# Written problem
Your reply should be one number: the count of lines holding the word "Islamabad".

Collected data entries
────────
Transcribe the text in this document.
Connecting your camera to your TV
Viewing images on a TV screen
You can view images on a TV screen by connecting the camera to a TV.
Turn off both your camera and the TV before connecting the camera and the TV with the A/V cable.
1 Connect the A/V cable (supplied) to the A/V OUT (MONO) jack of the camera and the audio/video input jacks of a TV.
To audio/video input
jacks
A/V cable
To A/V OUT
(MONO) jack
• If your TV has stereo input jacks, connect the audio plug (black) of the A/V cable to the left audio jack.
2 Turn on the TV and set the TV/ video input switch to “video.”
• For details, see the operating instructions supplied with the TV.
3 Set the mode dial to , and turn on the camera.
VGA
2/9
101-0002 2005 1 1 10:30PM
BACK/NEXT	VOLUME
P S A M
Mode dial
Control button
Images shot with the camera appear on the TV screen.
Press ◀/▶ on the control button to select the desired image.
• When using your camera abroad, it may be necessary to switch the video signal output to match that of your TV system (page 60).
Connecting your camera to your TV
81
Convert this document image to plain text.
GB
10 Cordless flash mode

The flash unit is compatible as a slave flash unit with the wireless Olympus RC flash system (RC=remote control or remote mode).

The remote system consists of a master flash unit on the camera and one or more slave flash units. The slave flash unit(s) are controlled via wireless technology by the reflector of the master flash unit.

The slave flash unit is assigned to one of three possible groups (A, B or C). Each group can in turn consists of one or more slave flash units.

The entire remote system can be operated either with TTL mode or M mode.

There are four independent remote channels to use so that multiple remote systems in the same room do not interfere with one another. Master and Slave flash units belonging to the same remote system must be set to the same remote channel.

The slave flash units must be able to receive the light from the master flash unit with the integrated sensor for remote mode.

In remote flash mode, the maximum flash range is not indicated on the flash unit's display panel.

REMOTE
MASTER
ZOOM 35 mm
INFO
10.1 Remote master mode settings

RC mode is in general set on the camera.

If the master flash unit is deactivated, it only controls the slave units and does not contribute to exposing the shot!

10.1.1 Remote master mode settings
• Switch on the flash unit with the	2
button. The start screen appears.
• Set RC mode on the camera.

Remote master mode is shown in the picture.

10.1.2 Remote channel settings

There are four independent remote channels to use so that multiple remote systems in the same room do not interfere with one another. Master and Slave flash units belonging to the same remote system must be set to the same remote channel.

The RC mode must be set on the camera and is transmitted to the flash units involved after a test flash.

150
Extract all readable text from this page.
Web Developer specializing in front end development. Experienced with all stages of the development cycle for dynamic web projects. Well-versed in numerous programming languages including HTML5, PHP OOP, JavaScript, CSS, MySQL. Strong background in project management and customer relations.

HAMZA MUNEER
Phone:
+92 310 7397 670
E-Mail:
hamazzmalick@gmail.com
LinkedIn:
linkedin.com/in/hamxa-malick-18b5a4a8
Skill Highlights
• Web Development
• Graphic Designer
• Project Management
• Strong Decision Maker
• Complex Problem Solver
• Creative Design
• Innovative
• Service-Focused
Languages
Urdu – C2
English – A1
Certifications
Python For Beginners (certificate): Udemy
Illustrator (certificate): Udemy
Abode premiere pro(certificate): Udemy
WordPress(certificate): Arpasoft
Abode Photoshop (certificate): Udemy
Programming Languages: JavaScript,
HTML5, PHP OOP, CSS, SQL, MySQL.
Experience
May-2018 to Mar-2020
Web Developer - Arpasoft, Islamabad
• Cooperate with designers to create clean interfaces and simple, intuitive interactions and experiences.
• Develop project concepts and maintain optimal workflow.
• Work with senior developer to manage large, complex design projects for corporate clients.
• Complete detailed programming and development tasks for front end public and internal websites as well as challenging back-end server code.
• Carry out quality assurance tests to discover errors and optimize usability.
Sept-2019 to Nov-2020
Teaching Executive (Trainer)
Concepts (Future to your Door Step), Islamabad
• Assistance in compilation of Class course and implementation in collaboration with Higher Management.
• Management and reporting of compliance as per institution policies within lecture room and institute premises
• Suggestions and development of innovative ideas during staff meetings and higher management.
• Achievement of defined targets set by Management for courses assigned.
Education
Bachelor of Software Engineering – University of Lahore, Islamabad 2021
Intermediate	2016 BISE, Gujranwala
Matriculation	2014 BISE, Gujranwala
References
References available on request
────────
# Exercise answer
3